**To do:**
Count every line of the listing where the string "name" occurs, and reply with the count alone.

**Records for this task:**
★ ★ ★
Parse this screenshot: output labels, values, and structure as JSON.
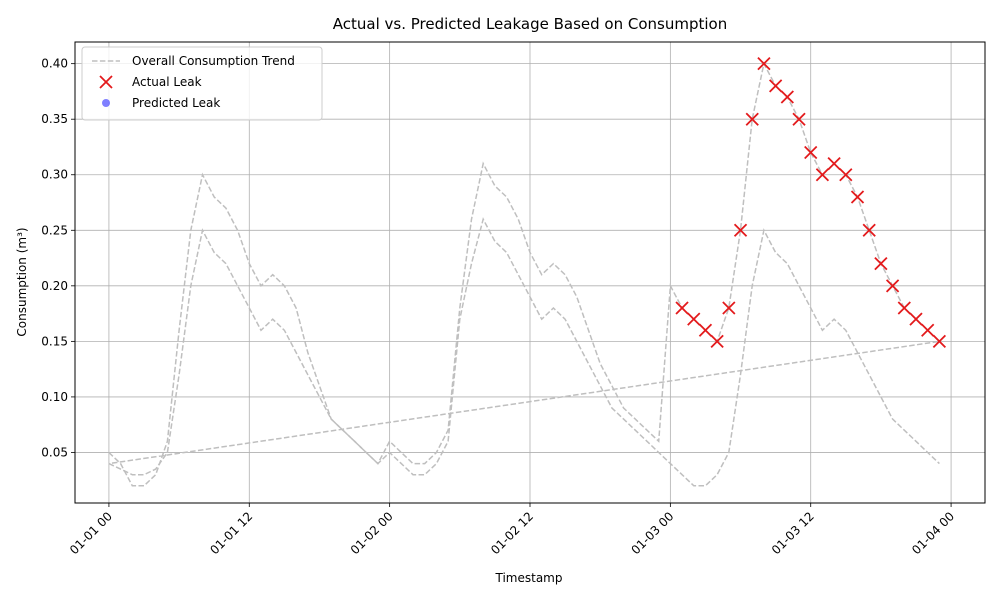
{
  "chart_data": {
    "type": "line",
    "title": "Actual vs. Predicted Leakage Based on Consumption",
    "xlabel": "Timestamp",
    "ylabel": "Consumption (m³)",
    "xlim_hours": [
      -2.9,
      74.9
    ],
    "ylim": [
      0.0045,
      0.4195
    ],
    "grid": true,
    "legend_position": "top-left",
    "x_ticks": [
      {
        "hour": 0,
        "label": "01-01 00"
      },
      {
        "hour": 12,
        "label": "01-01 12"
      },
      {
        "hour": 24,
        "label": "01-02 00"
      },
      {
        "hour": 36,
        "label": "01-02 12"
      },
      {
        "hour": 48,
        "label": "01-03 00"
      },
      {
        "hour": 60,
        "label": "01-03 12"
      },
      {
        "hour": 72,
        "label": "01-04 00"
      }
    ],
    "y_ticks": [
      0.05,
      0.1,
      0.15,
      0.2,
      0.25,
      0.3,
      0.35,
      0.4
    ],
    "y_tick_labels": [
      "0.05",
      "0.10",
      "0.15",
      "0.20",
      "0.25",
      "0.30",
      "0.35",
      "0.40"
    ],
    "series": [
      {
        "name": "Overall Consumption Trend",
        "style": "dashed-line",
        "color": "#bfbfbf",
        "segments": [
          {
            "points": [
              [
                0,
                0.04
              ],
              [
                1,
                0.035
              ],
              [
                2,
                0.03
              ],
              [
                3,
                0.03
              ],
              [
                4,
                0.035
              ],
              [
                5,
                0.05
              ],
              [
                6,
                0.12
              ],
              [
                7,
                0.2
              ],
              [
                8,
                0.25
              ],
              [
                9,
                0.23
              ],
              [
                10,
                0.22
              ],
              [
                11,
                0.2
              ],
              [
                12,
                0.18
              ],
              [
                13,
                0.16
              ],
              [
                14,
                0.17
              ],
              [
                15,
                0.16
              ],
              [
                16,
                0.14
              ],
              [
                17,
                0.12
              ],
              [
                18,
                0.1
              ],
              [
                19,
                0.08
              ],
              [
                20,
                0.07
              ],
              [
                21,
                0.06
              ],
              [
                22,
                0.05
              ],
              [
                23,
                0.04
              ],
              [
                24,
                0.05
              ],
              [
                25,
                0.04
              ],
              [
                26,
                0.03
              ],
              [
                27,
                0.03
              ],
              [
                28,
                0.04
              ],
              [
                29,
                0.06
              ],
              [
                30,
                0.17
              ],
              [
                31,
                0.22
              ],
              [
                32,
                0.26
              ],
              [
                33,
                0.24
              ],
              [
                34,
                0.23
              ],
              [
                35,
                0.21
              ],
              [
                36,
                0.19
              ],
              [
                37,
                0.17
              ],
              [
                38,
                0.18
              ],
              [
                39,
                0.17
              ],
              [
                40,
                0.15
              ],
              [
                41,
                0.13
              ],
              [
                42,
                0.11
              ],
              [
                43,
                0.09
              ],
              [
                44,
                0.08
              ],
              [
                45,
                0.07
              ],
              [
                46,
                0.06
              ],
              [
                47,
                0.05
              ],
              [
                48,
                0.04
              ],
              [
                49,
                0.03
              ],
              [
                50,
                0.02
              ],
              [
                51,
                0.02
              ],
              [
                52,
                0.03
              ],
              [
                53,
                0.05
              ],
              [
                54,
                0.12
              ],
              [
                55,
                0.2
              ],
              [
                56,
                0.25
              ],
              [
                57,
                0.23
              ],
              [
                58,
                0.22
              ],
              [
                59,
                0.2
              ],
              [
                60,
                0.18
              ],
              [
                61,
                0.16
              ],
              [
                62,
                0.17
              ],
              [
                63,
                0.16
              ],
              [
                64,
                0.14
              ],
              [
                65,
                0.12
              ],
              [
                66,
                0.1
              ],
              [
                67,
                0.08
              ],
              [
                68,
                0.07
              ],
              [
                69,
                0.06
              ],
              [
                70,
                0.05
              ],
              [
                71,
                0.04
              ]
            ]
          },
          {
            "points": [
              [
                0,
                0.05
              ],
              [
                1,
                0.04
              ],
              [
                2,
                0.02
              ],
              [
                3,
                0.02
              ],
              [
                4,
                0.03
              ],
              [
                5,
                0.06
              ],
              [
                6,
                0.16
              ],
              [
                7,
                0.25
              ],
              [
                8,
                0.3
              ],
              [
                9,
                0.28
              ],
              [
                10,
                0.27
              ],
              [
                11,
                0.25
              ],
              [
                12,
                0.22
              ],
              [
                13,
                0.2
              ],
              [
                14,
                0.21
              ],
              [
                15,
                0.2
              ],
              [
                16,
                0.18
              ],
              [
                17,
                0.14
              ],
              [
                18,
                0.11
              ],
              [
                19,
                0.08
              ],
              [
                20,
                0.07
              ],
              [
                21,
                0.06
              ],
              [
                22,
                0.05
              ],
              [
                23,
                0.04
              ],
              [
                24,
                0.06
              ],
              [
                25,
                0.05
              ],
              [
                26,
                0.04
              ],
              [
                27,
                0.04
              ],
              [
                28,
                0.05
              ],
              [
                29,
                0.07
              ],
              [
                30,
                0.18
              ],
              [
                31,
                0.26
              ],
              [
                32,
                0.31
              ],
              [
                33,
                0.29
              ],
              [
                34,
                0.28
              ],
              [
                35,
                0.26
              ],
              [
                36,
                0.23
              ],
              [
                37,
                0.21
              ],
              [
                38,
                0.22
              ],
              [
                39,
                0.21
              ],
              [
                40,
                0.19
              ],
              [
                41,
                0.16
              ],
              [
                42,
                0.13
              ],
              [
                43,
                0.11
              ],
              [
                44,
                0.09
              ],
              [
                45,
                0.08
              ],
              [
                46,
                0.07
              ],
              [
                47,
                0.06
              ],
              [
                48,
                0.2
              ],
              [
                49,
                0.18
              ],
              [
                50,
                0.17
              ],
              [
                51,
                0.16
              ],
              [
                52,
                0.15
              ],
              [
                53,
                0.18
              ],
              [
                54,
                0.25
              ],
              [
                55,
                0.35
              ],
              [
                56,
                0.4
              ],
              [
                57,
                0.38
              ],
              [
                58,
                0.37
              ],
              [
                59,
                0.35
              ],
              [
                60,
                0.32
              ],
              [
                61,
                0.3
              ],
              [
                62,
                0.31
              ],
              [
                63,
                0.3
              ],
              [
                64,
                0.28
              ],
              [
                65,
                0.25
              ],
              [
                66,
                0.22
              ],
              [
                67,
                0.2
              ],
              [
                68,
                0.18
              ],
              [
                69,
                0.17
              ],
              [
                70,
                0.16
              ],
              [
                71,
                0.15
              ],
              [
                0,
                0.04
              ]
            ]
          }
        ]
      },
      {
        "name": "Actual Leak",
        "style": "x-marker",
        "color": "#e31a1c",
        "points": [
          [
            49,
            0.18
          ],
          [
            50,
            0.17
          ],
          [
            51,
            0.16
          ],
          [
            52,
            0.15
          ],
          [
            53,
            0.18
          ],
          [
            54,
            0.25
          ],
          [
            55,
            0.35
          ],
          [
            56,
            0.4
          ],
          [
            57,
            0.38
          ],
          [
            58,
            0.37
          ],
          [
            59,
            0.35
          ],
          [
            60,
            0.32
          ],
          [
            61,
            0.3
          ],
          [
            62,
            0.31
          ],
          [
            63,
            0.3
          ],
          [
            64,
            0.28
          ],
          [
            65,
            0.25
          ],
          [
            66,
            0.22
          ],
          [
            67,
            0.2
          ],
          [
            68,
            0.18
          ],
          [
            69,
            0.17
          ],
          [
            70,
            0.16
          ],
          [
            71,
            0.15
          ]
        ]
      },
      {
        "name": "Predicted Leak",
        "style": "circle-marker",
        "color": "#0000ff",
        "points": []
      }
    ]
  }
}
★ ★ ★
**Solution:**
3